■ **TASK**:
Images are excluded; otherwise, output every record exactly.

■ **SOURCE RECORDS**:

────────────────

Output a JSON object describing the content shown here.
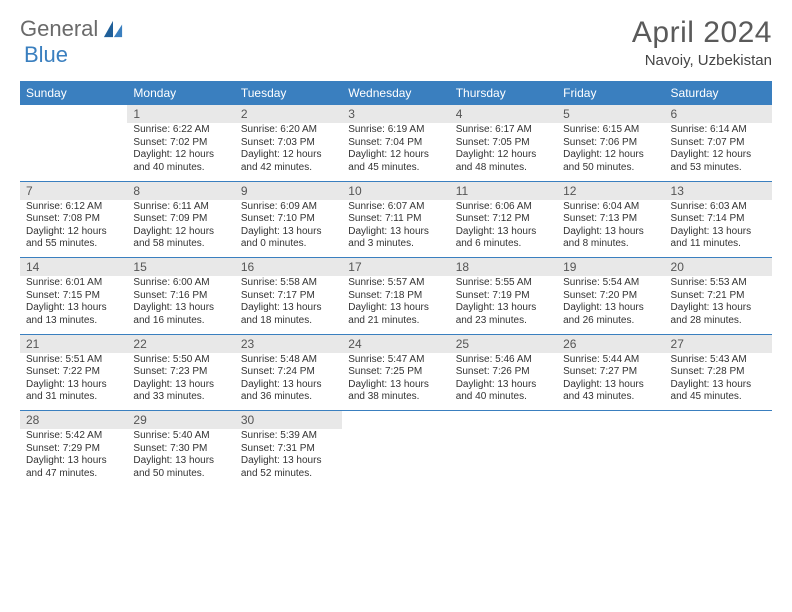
{
  "brand": {
    "part1": "General",
    "part2": "Blue"
  },
  "title": "April 2024",
  "location": "Navoiy, Uzbekistan",
  "colors": {
    "header_bg": "#3a7fbf",
    "header_text": "#ffffff",
    "daynum_bg": "#e8e8e8",
    "daynum_text": "#555555",
    "body_text": "#333333",
    "rule": "#3a7fbf",
    "page_bg": "#ffffff"
  },
  "fonts": {
    "title_size": 30,
    "subtitle_size": 15,
    "dayhead_size": 12,
    "body_size": 10
  },
  "weekdays": [
    "Sunday",
    "Monday",
    "Tuesday",
    "Wednesday",
    "Thursday",
    "Friday",
    "Saturday"
  ],
  "weeks": [
    {
      "nums": [
        "",
        "1",
        "2",
        "3",
        "4",
        "5",
        "6"
      ],
      "cells": [
        {
          "empty": true
        },
        {
          "sunrise": "Sunrise: 6:22 AM",
          "sunset": "Sunset: 7:02 PM",
          "day1": "Daylight: 12 hours",
          "day2": "and 40 minutes."
        },
        {
          "sunrise": "Sunrise: 6:20 AM",
          "sunset": "Sunset: 7:03 PM",
          "day1": "Daylight: 12 hours",
          "day2": "and 42 minutes."
        },
        {
          "sunrise": "Sunrise: 6:19 AM",
          "sunset": "Sunset: 7:04 PM",
          "day1": "Daylight: 12 hours",
          "day2": "and 45 minutes."
        },
        {
          "sunrise": "Sunrise: 6:17 AM",
          "sunset": "Sunset: 7:05 PM",
          "day1": "Daylight: 12 hours",
          "day2": "and 48 minutes."
        },
        {
          "sunrise": "Sunrise: 6:15 AM",
          "sunset": "Sunset: 7:06 PM",
          "day1": "Daylight: 12 hours",
          "day2": "and 50 minutes."
        },
        {
          "sunrise": "Sunrise: 6:14 AM",
          "sunset": "Sunset: 7:07 PM",
          "day1": "Daylight: 12 hours",
          "day2": "and 53 minutes."
        }
      ]
    },
    {
      "nums": [
        "7",
        "8",
        "9",
        "10",
        "11",
        "12",
        "13"
      ],
      "cells": [
        {
          "sunrise": "Sunrise: 6:12 AM",
          "sunset": "Sunset: 7:08 PM",
          "day1": "Daylight: 12 hours",
          "day2": "and 55 minutes."
        },
        {
          "sunrise": "Sunrise: 6:11 AM",
          "sunset": "Sunset: 7:09 PM",
          "day1": "Daylight: 12 hours",
          "day2": "and 58 minutes."
        },
        {
          "sunrise": "Sunrise: 6:09 AM",
          "sunset": "Sunset: 7:10 PM",
          "day1": "Daylight: 13 hours",
          "day2": "and 0 minutes."
        },
        {
          "sunrise": "Sunrise: 6:07 AM",
          "sunset": "Sunset: 7:11 PM",
          "day1": "Daylight: 13 hours",
          "day2": "and 3 minutes."
        },
        {
          "sunrise": "Sunrise: 6:06 AM",
          "sunset": "Sunset: 7:12 PM",
          "day1": "Daylight: 13 hours",
          "day2": "and 6 minutes."
        },
        {
          "sunrise": "Sunrise: 6:04 AM",
          "sunset": "Sunset: 7:13 PM",
          "day1": "Daylight: 13 hours",
          "day2": "and 8 minutes."
        },
        {
          "sunrise": "Sunrise: 6:03 AM",
          "sunset": "Sunset: 7:14 PM",
          "day1": "Daylight: 13 hours",
          "day2": "and 11 minutes."
        }
      ]
    },
    {
      "nums": [
        "14",
        "15",
        "16",
        "17",
        "18",
        "19",
        "20"
      ],
      "cells": [
        {
          "sunrise": "Sunrise: 6:01 AM",
          "sunset": "Sunset: 7:15 PM",
          "day1": "Daylight: 13 hours",
          "day2": "and 13 minutes."
        },
        {
          "sunrise": "Sunrise: 6:00 AM",
          "sunset": "Sunset: 7:16 PM",
          "day1": "Daylight: 13 hours",
          "day2": "and 16 minutes."
        },
        {
          "sunrise": "Sunrise: 5:58 AM",
          "sunset": "Sunset: 7:17 PM",
          "day1": "Daylight: 13 hours",
          "day2": "and 18 minutes."
        },
        {
          "sunrise": "Sunrise: 5:57 AM",
          "sunset": "Sunset: 7:18 PM",
          "day1": "Daylight: 13 hours",
          "day2": "and 21 minutes."
        },
        {
          "sunrise": "Sunrise: 5:55 AM",
          "sunset": "Sunset: 7:19 PM",
          "day1": "Daylight: 13 hours",
          "day2": "and 23 minutes."
        },
        {
          "sunrise": "Sunrise: 5:54 AM",
          "sunset": "Sunset: 7:20 PM",
          "day1": "Daylight: 13 hours",
          "day2": "and 26 minutes."
        },
        {
          "sunrise": "Sunrise: 5:53 AM",
          "sunset": "Sunset: 7:21 PM",
          "day1": "Daylight: 13 hours",
          "day2": "and 28 minutes."
        }
      ]
    },
    {
      "nums": [
        "21",
        "22",
        "23",
        "24",
        "25",
        "26",
        "27"
      ],
      "cells": [
        {
          "sunrise": "Sunrise: 5:51 AM",
          "sunset": "Sunset: 7:22 PM",
          "day1": "Daylight: 13 hours",
          "day2": "and 31 minutes."
        },
        {
          "sunrise": "Sunrise: 5:50 AM",
          "sunset": "Sunset: 7:23 PM",
          "day1": "Daylight: 13 hours",
          "day2": "and 33 minutes."
        },
        {
          "sunrise": "Sunrise: 5:48 AM",
          "sunset": "Sunset: 7:24 PM",
          "day1": "Daylight: 13 hours",
          "day2": "and 36 minutes."
        },
        {
          "sunrise": "Sunrise: 5:47 AM",
          "sunset": "Sunset: 7:25 PM",
          "day1": "Daylight: 13 hours",
          "day2": "and 38 minutes."
        },
        {
          "sunrise": "Sunrise: 5:46 AM",
          "sunset": "Sunset: 7:26 PM",
          "day1": "Daylight: 13 hours",
          "day2": "and 40 minutes."
        },
        {
          "sunrise": "Sunrise: 5:44 AM",
          "sunset": "Sunset: 7:27 PM",
          "day1": "Daylight: 13 hours",
          "day2": "and 43 minutes."
        },
        {
          "sunrise": "Sunrise: 5:43 AM",
          "sunset": "Sunset: 7:28 PM",
          "day1": "Daylight: 13 hours",
          "day2": "and 45 minutes."
        }
      ]
    },
    {
      "nums": [
        "28",
        "29",
        "30",
        "",
        "",
        "",
        ""
      ],
      "cells": [
        {
          "sunrise": "Sunrise: 5:42 AM",
          "sunset": "Sunset: 7:29 PM",
          "day1": "Daylight: 13 hours",
          "day2": "and 47 minutes."
        },
        {
          "sunrise": "Sunrise: 5:40 AM",
          "sunset": "Sunset: 7:30 PM",
          "day1": "Daylight: 13 hours",
          "day2": "and 50 minutes."
        },
        {
          "sunrise": "Sunrise: 5:39 AM",
          "sunset": "Sunset: 7:31 PM",
          "day1": "Daylight: 13 hours",
          "day2": "and 52 minutes."
        },
        {
          "empty": true
        },
        {
          "empty": true
        },
        {
          "empty": true
        },
        {
          "empty": true
        }
      ]
    }
  ]
}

────────────────

■ **EXERCISE ANSWER**:
Output a JSON object describing the content shown here.
{
  "brand": {
    "part1": "General",
    "part2": "Blue"
  },
  "title": "April 2024",
  "location": "Navoiy, Uzbekistan",
  "colors": {
    "header_bg": "#3a7fbf",
    "header_text": "#ffffff",
    "daynum_bg": "#e8e8e8",
    "daynum_text": "#555555",
    "body_text": "#333333",
    "rule": "#3a7fbf",
    "page_bg": "#ffffff"
  },
  "fonts": {
    "title_size": 30,
    "subtitle_size": 15,
    "dayhead_size": 12,
    "body_size": 10
  },
  "weekdays": [
    "Sunday",
    "Monday",
    "Tuesday",
    "Wednesday",
    "Thursday",
    "Friday",
    "Saturday"
  ],
  "weeks": [
    {
      "nums": [
        "",
        "1",
        "2",
        "3",
        "4",
        "5",
        "6"
      ],
      "cells": [
        {
          "empty": true
        },
        {
          "sunrise": "Sunrise: 6:22 AM",
          "sunset": "Sunset: 7:02 PM",
          "day1": "Daylight: 12 hours",
          "day2": "and 40 minutes."
        },
        {
          "sunrise": "Sunrise: 6:20 AM",
          "sunset": "Sunset: 7:03 PM",
          "day1": "Daylight: 12 hours",
          "day2": "and 42 minutes."
        },
        {
          "sunrise": "Sunrise: 6:19 AM",
          "sunset": "Sunset: 7:04 PM",
          "day1": "Daylight: 12 hours",
          "day2": "and 45 minutes."
        },
        {
          "sunrise": "Sunrise: 6:17 AM",
          "sunset": "Sunset: 7:05 PM",
          "day1": "Daylight: 12 hours",
          "day2": "and 48 minutes."
        },
        {
          "sunrise": "Sunrise: 6:15 AM",
          "sunset": "Sunset: 7:06 PM",
          "day1": "Daylight: 12 hours",
          "day2": "and 50 minutes."
        },
        {
          "sunrise": "Sunrise: 6:14 AM",
          "sunset": "Sunset: 7:07 PM",
          "day1": "Daylight: 12 hours",
          "day2": "and 53 minutes."
        }
      ]
    },
    {
      "nums": [
        "7",
        "8",
        "9",
        "10",
        "11",
        "12",
        "13"
      ],
      "cells": [
        {
          "sunrise": "Sunrise: 6:12 AM",
          "sunset": "Sunset: 7:08 PM",
          "day1": "Daylight: 12 hours",
          "day2": "and 55 minutes."
        },
        {
          "sunrise": "Sunrise: 6:11 AM",
          "sunset": "Sunset: 7:09 PM",
          "day1": "Daylight: 12 hours",
          "day2": "and 58 minutes."
        },
        {
          "sunrise": "Sunrise: 6:09 AM",
          "sunset": "Sunset: 7:10 PM",
          "day1": "Daylight: 13 hours",
          "day2": "and 0 minutes."
        },
        {
          "sunrise": "Sunrise: 6:07 AM",
          "sunset": "Sunset: 7:11 PM",
          "day1": "Daylight: 13 hours",
          "day2": "and 3 minutes."
        },
        {
          "sunrise": "Sunrise: 6:06 AM",
          "sunset": "Sunset: 7:12 PM",
          "day1": "Daylight: 13 hours",
          "day2": "and 6 minutes."
        },
        {
          "sunrise": "Sunrise: 6:04 AM",
          "sunset": "Sunset: 7:13 PM",
          "day1": "Daylight: 13 hours",
          "day2": "and 8 minutes."
        },
        {
          "sunrise": "Sunrise: 6:03 AM",
          "sunset": "Sunset: 7:14 PM",
          "day1": "Daylight: 13 hours",
          "day2": "and 11 minutes."
        }
      ]
    },
    {
      "nums": [
        "14",
        "15",
        "16",
        "17",
        "18",
        "19",
        "20"
      ],
      "cells": [
        {
          "sunrise": "Sunrise: 6:01 AM",
          "sunset": "Sunset: 7:15 PM",
          "day1": "Daylight: 13 hours",
          "day2": "and 13 minutes."
        },
        {
          "sunrise": "Sunrise: 6:00 AM",
          "sunset": "Sunset: 7:16 PM",
          "day1": "Daylight: 13 hours",
          "day2": "and 16 minutes."
        },
        {
          "sunrise": "Sunrise: 5:58 AM",
          "sunset": "Sunset: 7:17 PM",
          "day1": "Daylight: 13 hours",
          "day2": "and 18 minutes."
        },
        {
          "sunrise": "Sunrise: 5:57 AM",
          "sunset": "Sunset: 7:18 PM",
          "day1": "Daylight: 13 hours",
          "day2": "and 21 minutes."
        },
        {
          "sunrise": "Sunrise: 5:55 AM",
          "sunset": "Sunset: 7:19 PM",
          "day1": "Daylight: 13 hours",
          "day2": "and 23 minutes."
        },
        {
          "sunrise": "Sunrise: 5:54 AM",
          "sunset": "Sunset: 7:20 PM",
          "day1": "Daylight: 13 hours",
          "day2": "and 26 minutes."
        },
        {
          "sunrise": "Sunrise: 5:53 AM",
          "sunset": "Sunset: 7:21 PM",
          "day1": "Daylight: 13 hours",
          "day2": "and 28 minutes."
        }
      ]
    },
    {
      "nums": [
        "21",
        "22",
        "23",
        "24",
        "25",
        "26",
        "27"
      ],
      "cells": [
        {
          "sunrise": "Sunrise: 5:51 AM",
          "sunset": "Sunset: 7:22 PM",
          "day1": "Daylight: 13 hours",
          "day2": "and 31 minutes."
        },
        {
          "sunrise": "Sunrise: 5:50 AM",
          "sunset": "Sunset: 7:23 PM",
          "day1": "Daylight: 13 hours",
          "day2": "and 33 minutes."
        },
        {
          "sunrise": "Sunrise: 5:48 AM",
          "sunset": "Sunset: 7:24 PM",
          "day1": "Daylight: 13 hours",
          "day2": "and 36 minutes."
        },
        {
          "sunrise": "Sunrise: 5:47 AM",
          "sunset": "Sunset: 7:25 PM",
          "day1": "Daylight: 13 hours",
          "day2": "and 38 minutes."
        },
        {
          "sunrise": "Sunrise: 5:46 AM",
          "sunset": "Sunset: 7:26 PM",
          "day1": "Daylight: 13 hours",
          "day2": "and 40 minutes."
        },
        {
          "sunrise": "Sunrise: 5:44 AM",
          "sunset": "Sunset: 7:27 PM",
          "day1": "Daylight: 13 hours",
          "day2": "and 43 minutes."
        },
        {
          "sunrise": "Sunrise: 5:43 AM",
          "sunset": "Sunset: 7:28 PM",
          "day1": "Daylight: 13 hours",
          "day2": "and 45 minutes."
        }
      ]
    },
    {
      "nums": [
        "28",
        "29",
        "30",
        "",
        "",
        "",
        ""
      ],
      "cells": [
        {
          "sunrise": "Sunrise: 5:42 AM",
          "sunset": "Sunset: 7:29 PM",
          "day1": "Daylight: 13 hours",
          "day2": "and 47 minutes."
        },
        {
          "sunrise": "Sunrise: 5:40 AM",
          "sunset": "Sunset: 7:30 PM",
          "day1": "Daylight: 13 hours",
          "day2": "and 50 minutes."
        },
        {
          "sunrise": "Sunrise: 5:39 AM",
          "sunset": "Sunset: 7:31 PM",
          "day1": "Daylight: 13 hours",
          "day2": "and 52 minutes."
        },
        {
          "empty": true
        },
        {
          "empty": true
        },
        {
          "empty": true
        },
        {
          "empty": true
        }
      ]
    }
  ]
}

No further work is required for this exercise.